Material:
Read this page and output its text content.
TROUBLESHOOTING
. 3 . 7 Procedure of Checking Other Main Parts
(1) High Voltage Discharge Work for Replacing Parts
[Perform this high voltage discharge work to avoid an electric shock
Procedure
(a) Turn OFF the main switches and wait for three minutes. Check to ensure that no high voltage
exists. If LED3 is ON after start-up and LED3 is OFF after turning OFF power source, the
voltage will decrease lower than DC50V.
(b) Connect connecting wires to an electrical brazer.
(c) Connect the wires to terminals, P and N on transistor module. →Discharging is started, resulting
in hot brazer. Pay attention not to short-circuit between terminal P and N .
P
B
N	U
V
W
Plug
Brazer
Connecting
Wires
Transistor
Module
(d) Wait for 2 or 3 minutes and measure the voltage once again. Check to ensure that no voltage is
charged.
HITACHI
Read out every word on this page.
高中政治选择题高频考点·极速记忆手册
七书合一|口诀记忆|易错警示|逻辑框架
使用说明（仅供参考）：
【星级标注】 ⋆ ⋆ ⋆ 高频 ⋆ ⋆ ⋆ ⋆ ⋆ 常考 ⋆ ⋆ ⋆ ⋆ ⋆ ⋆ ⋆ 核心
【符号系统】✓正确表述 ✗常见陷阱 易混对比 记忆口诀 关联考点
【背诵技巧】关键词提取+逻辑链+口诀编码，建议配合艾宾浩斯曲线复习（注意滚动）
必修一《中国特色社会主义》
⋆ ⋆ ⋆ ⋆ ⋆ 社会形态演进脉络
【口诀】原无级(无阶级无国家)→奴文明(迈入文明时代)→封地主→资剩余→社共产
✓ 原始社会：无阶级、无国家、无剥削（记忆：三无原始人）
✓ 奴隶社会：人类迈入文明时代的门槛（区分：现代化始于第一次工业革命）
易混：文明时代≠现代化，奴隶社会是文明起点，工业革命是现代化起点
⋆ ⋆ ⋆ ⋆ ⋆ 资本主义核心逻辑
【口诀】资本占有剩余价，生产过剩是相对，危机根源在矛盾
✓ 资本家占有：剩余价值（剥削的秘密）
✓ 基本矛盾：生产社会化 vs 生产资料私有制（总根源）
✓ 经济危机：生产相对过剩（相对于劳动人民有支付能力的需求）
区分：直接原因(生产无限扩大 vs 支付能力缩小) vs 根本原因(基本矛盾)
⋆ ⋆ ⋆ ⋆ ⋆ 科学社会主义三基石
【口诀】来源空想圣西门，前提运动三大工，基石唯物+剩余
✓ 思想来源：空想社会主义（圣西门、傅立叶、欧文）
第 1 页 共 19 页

Task requirements: Reproduce the data in its entirety, matching each character.

Response for this exercise:
Read this page and output its text content.
TROUBLESHOOTING
. 3 . 7 Procedure of Checking Other Main Parts
(1) High Voltage Discharge Work for Replacing Parts
[Perform this high voltage discharge work to avoid an electric shock
Procedure
(a) Turn OFF the main switches and wait for three minutes. Check to ensure that no high voltage
exists. If LED3 is ON after start-up and LED3 is OFF after turning OFF power source, the
voltage will decrease lower than DC50V.
(b) Connect connecting wires to an electrical brazer.
(c) Connect the wires to terminals, P and N on transistor module. →Discharging is started, resulting
in hot brazer. Pay attention not to short-circuit between terminal P and N .
P
B
N	U
V
W
Plug
Brazer
Connecting
Wires
Transistor
Module
(d) Wait for 2 or 3 minutes and measure the voltage once again. Check to ensure that no voltage is
charged.
HITACHI
Read out every word on this page.
高中政治选择题高频考点·极速记忆手册
七书合一|口诀记忆|易错警示|逻辑框架
使用说明（仅供参考）：
【星级标注】 ⋆ ⋆ ⋆ 高频 ⋆ ⋆ ⋆ ⋆ ⋆ 常考 ⋆ ⋆ ⋆ ⋆ ⋆ ⋆ ⋆ 核心
【符号系统】✓正确表述 ✗常见陷阱 易混对比 记忆口诀 关联考点
【背诵技巧】关键词提取+逻辑链+口诀编码，建议配合艾宾浩斯曲线复习（注意滚动）
必修一《中国特色社会主义》
⋆ ⋆ ⋆ ⋆ ⋆ 社会形态演进脉络
【口诀】原无级(无阶级无国家)→奴文明(迈入文明时代)→封地主→资剩余→社共产
✓ 原始社会：无阶级、无国家、无剥削（记忆：三无原始人）
✓ 奴隶社会：人类迈入文明时代的门槛（区分：现代化始于第一次工业革命）
易混：文明时代≠现代化，奴隶社会是文明起点，工业革命是现代化起点
⋆ ⋆ ⋆ ⋆ ⋆ 资本主义核心逻辑
【口诀】资本占有剩余价，生产过剩是相对，危机根源在矛盾
✓ 资本家占有：剩余价值（剥削的秘密）
✓ 基本矛盾：生产社会化 vs 生产资料私有制（总根源）
✓ 经济危机：生产相对过剩（相对于劳动人民有支付能力的需求）
区分：直接原因(生产无限扩大 vs 支付能力缩小) vs 根本原因(基本矛盾)
⋆ ⋆ ⋆ ⋆ ⋆ 科学社会主义三基石
【口诀】来源空想圣西门，前提运动三大工，基石唯物+剩余
✓ 思想来源：空想社会主义（圣西门、傅立叶、欧文）
第 1 页 共 19 页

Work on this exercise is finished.